Rows from a dataset:
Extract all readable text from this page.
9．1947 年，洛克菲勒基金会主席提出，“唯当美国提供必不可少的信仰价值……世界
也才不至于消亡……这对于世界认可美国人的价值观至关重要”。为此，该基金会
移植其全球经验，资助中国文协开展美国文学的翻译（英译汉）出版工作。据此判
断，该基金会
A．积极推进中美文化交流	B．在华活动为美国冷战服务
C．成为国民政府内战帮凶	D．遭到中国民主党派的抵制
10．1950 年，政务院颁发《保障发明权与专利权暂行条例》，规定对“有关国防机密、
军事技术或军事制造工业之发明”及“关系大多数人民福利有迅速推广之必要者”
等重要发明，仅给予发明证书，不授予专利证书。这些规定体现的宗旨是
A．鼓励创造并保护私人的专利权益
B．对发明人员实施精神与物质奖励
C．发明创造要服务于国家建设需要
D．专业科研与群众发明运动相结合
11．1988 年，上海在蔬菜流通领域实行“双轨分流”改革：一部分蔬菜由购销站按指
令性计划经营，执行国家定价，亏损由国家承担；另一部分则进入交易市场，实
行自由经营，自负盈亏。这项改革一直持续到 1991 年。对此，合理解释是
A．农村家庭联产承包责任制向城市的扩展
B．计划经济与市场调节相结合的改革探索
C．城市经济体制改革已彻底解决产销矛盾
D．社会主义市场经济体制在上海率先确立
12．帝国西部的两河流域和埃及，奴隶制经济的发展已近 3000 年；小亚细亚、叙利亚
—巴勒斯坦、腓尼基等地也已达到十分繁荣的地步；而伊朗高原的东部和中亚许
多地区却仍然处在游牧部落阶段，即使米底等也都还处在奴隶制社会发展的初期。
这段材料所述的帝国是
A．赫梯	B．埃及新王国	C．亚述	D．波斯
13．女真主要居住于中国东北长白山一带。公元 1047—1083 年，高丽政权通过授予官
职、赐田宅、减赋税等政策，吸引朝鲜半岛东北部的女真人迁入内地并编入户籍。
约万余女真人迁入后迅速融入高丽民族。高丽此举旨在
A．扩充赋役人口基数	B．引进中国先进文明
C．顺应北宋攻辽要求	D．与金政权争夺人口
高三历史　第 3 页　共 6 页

# [GIVEN REQUEST]
From the data, collect all lines where the string "该基金会" appears.

# [RESULT]
也才不至于消亡……这对于世界认可美国人的价值观至关重要”。为此，该基金会
断，该基金会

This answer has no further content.